### WHAT TO DO
Return the listing below verbatim. Pictures do not belong in the copy.

(Data records)
## begin

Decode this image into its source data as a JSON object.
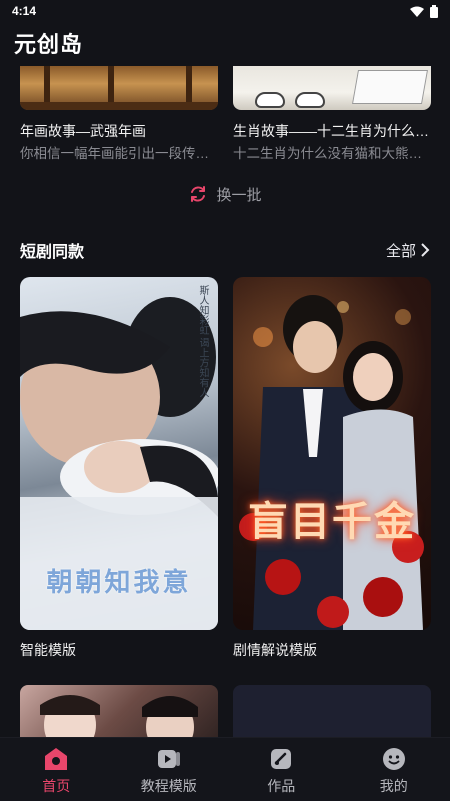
{
  "status_bar": {
    "time": "4:14"
  },
  "header": {
    "title": "元创岛"
  },
  "top_cards": [
    {
      "title": "年画故事—武强年画",
      "desc": "你相信一幅年画能引出一段传奇故事吗"
    },
    {
      "title": "生肖故事——十二生肖为什么没有猫",
      "desc": "十二生肖为什么没有猫和大熊猫呢"
    }
  ],
  "refresh": {
    "label": "换一批"
  },
  "section": {
    "title": "短剧同款",
    "see_all": "全部"
  },
  "posters": [
    {
      "title_art": "朝朝知我意",
      "vertical_text": "斯人知彩虹 谒上方知有人",
      "label": "智能模版"
    },
    {
      "title_art": "盲目千金",
      "label": "剧情解说模版"
    }
  ],
  "tabs": [
    {
      "label": "首页",
      "icon": "home-icon",
      "active": true
    },
    {
      "label": "教程模版",
      "icon": "video-tutorial-icon",
      "active": false
    },
    {
      "label": "作品",
      "icon": "works-icon",
      "active": false
    },
    {
      "label": "我的",
      "icon": "profile-icon",
      "active": false
    }
  ],
  "colors": {
    "accent": "#e8466b",
    "background": "#121318"
  }
}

## end

### RESPONSE TO THE TASK
Decode this image into its source data as a JSON object.
{
  "status_bar": {
    "time": "4:14"
  },
  "header": {
    "title": "元创岛"
  },
  "top_cards": [
    {
      "title": "年画故事—武强年画",
      "desc": "你相信一幅年画能引出一段传奇故事吗"
    },
    {
      "title": "生肖故事——十二生肖为什么没有猫",
      "desc": "十二生肖为什么没有猫和大熊猫呢"
    }
  ],
  "refresh": {
    "label": "换一批"
  },
  "section": {
    "title": "短剧同款",
    "see_all": "全部"
  },
  "posters": [
    {
      "title_art": "朝朝知我意",
      "vertical_text": "斯人知彩虹 谒上方知有人",
      "label": "智能模版"
    },
    {
      "title_art": "盲目千金",
      "label": "剧情解说模版"
    }
  ],
  "tabs": [
    {
      "label": "首页",
      "icon": "home-icon",
      "active": true
    },
    {
      "label": "教程模版",
      "icon": "video-tutorial-icon",
      "active": false
    },
    {
      "label": "作品",
      "icon": "works-icon",
      "active": false
    },
    {
      "label": "我的",
      "icon": "profile-icon",
      "active": false
    }
  ],
  "colors": {
    "accent": "#e8466b",
    "background": "#121318"
  }
}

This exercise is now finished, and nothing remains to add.